**What to work on:** Each line that follows is to be retyped exactly.

**Records for this exercise:**
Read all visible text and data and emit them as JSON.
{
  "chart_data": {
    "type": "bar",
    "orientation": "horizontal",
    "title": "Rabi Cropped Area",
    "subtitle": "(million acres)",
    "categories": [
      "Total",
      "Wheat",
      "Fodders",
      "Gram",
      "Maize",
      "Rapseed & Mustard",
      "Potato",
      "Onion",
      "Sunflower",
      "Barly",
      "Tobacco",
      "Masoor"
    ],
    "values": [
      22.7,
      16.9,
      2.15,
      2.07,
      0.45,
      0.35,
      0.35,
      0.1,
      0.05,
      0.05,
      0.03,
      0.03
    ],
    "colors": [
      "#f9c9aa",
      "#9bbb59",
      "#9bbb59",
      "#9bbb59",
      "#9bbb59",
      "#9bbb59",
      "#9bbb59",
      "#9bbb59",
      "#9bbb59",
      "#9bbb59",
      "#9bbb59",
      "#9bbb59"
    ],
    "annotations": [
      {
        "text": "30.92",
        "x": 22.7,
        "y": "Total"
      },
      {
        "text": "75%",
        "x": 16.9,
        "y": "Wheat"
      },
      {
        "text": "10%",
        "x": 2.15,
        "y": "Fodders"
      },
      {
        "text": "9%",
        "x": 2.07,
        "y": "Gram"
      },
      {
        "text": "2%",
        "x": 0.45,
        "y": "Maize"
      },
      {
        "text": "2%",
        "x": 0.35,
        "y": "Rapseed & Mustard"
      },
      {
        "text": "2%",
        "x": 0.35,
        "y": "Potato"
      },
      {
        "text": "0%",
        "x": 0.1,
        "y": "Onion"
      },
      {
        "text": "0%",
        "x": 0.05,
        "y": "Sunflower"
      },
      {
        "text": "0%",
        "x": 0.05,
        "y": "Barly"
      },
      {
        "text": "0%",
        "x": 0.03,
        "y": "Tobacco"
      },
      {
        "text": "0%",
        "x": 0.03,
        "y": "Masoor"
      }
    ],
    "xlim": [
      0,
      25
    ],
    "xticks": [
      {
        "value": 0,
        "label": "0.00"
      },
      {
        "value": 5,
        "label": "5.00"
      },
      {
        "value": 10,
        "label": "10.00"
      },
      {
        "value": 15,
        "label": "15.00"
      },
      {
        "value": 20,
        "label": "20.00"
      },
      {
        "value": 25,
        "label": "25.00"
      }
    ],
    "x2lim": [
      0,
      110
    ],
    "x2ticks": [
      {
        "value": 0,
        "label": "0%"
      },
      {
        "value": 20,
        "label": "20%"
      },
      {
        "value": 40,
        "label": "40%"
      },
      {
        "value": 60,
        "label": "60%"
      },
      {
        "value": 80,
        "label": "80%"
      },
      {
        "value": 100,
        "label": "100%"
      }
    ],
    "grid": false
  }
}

**Output of the exercise:**
Read all visible text and data and emit them as JSON.
{
  "chart_data": {
    "type": "bar",
    "orientation": "horizontal",
    "title": "Rabi Cropped Area",
    "subtitle": "(million acres)",
    "categories": [
      "Total",
      "Wheat",
      "Fodders",
      "Gram",
      "Maize",
      "Rapseed & Mustard",
      "Potato",
      "Onion",
      "Sunflower",
      "Barly",
      "Tobacco",
      "Masoor"
    ],
    "values": [
      22.7,
      16.9,
      2.15,
      2.07,
      0.45,
      0.35,
      0.35,
      0.1,
      0.05,
      0.05,
      0.03,
      0.03
    ],
    "colors": [
      "#f9c9aa",
      "#9bbb59",
      "#9bbb59",
      "#9bbb59",
      "#9bbb59",
      "#9bbb59",
      "#9bbb59",
      "#9bbb59",
      "#9bbb59",
      "#9bbb59",
      "#9bbb59",
      "#9bbb59"
    ],
    "annotations": [
      {
        "text": "30.92",
        "x": 22.7,
        "y": "Total"
      },
      {
        "text": "75%",
        "x": 16.9,
        "y": "Wheat"
      },
      {
        "text": "10%",
        "x": 2.15,
        "y": "Fodders"
      },
      {
        "text": "9%",
        "x": 2.07,
        "y": "Gram"
      },
      {
        "text": "2%",
        "x": 0.45,
        "y": "Maize"
      },
      {
        "text": "2%",
        "x": 0.35,
        "y": "Rapseed & Mustard"
      },
      {
        "text": "2%",
        "x": 0.35,
        "y": "Potato"
      },
      {
        "text": "0%",
        "x": 0.1,
        "y": "Onion"
      },
      {
        "text": "0%",
        "x": 0.05,
        "y": "Sunflower"
      },
      {
        "text": "0%",
        "x": 0.05,
        "y": "Barly"
      },
      {
        "text": "0%",
        "x": 0.03,
        "y": "Tobacco"
      },
      {
        "text": "0%",
        "x": 0.03,
        "y": "Masoor"
      }
    ],
    "xlim": [
      0,
      25
    ],
    "xticks": [
      {
        "value": 0,
        "label": "0.00"
      },
      {
        "value": 5,
        "label": "5.00"
      },
      {
        "value": 10,
        "label": "10.00"
      },
      {
        "value": 15,
        "label": "15.00"
      },
      {
        "value": 20,
        "label": "20.00"
      },
      {
        "value": 25,
        "label": "25.00"
      }
    ],
    "x2lim": [
      0,
      110
    ],
    "x2ticks": [
      {
        "value": 0,
        "label": "0%"
      },
      {
        "value": 20,
        "label": "20%"
      },
      {
        "value": 40,
        "label": "40%"
      },
      {
        "value": 60,
        "label": "60%"
      },
      {
        "value": 80,
        "label": "80%"
      },
      {
        "value": 100,
        "label": "100%"
      }
    ],
    "grid": false
  }
}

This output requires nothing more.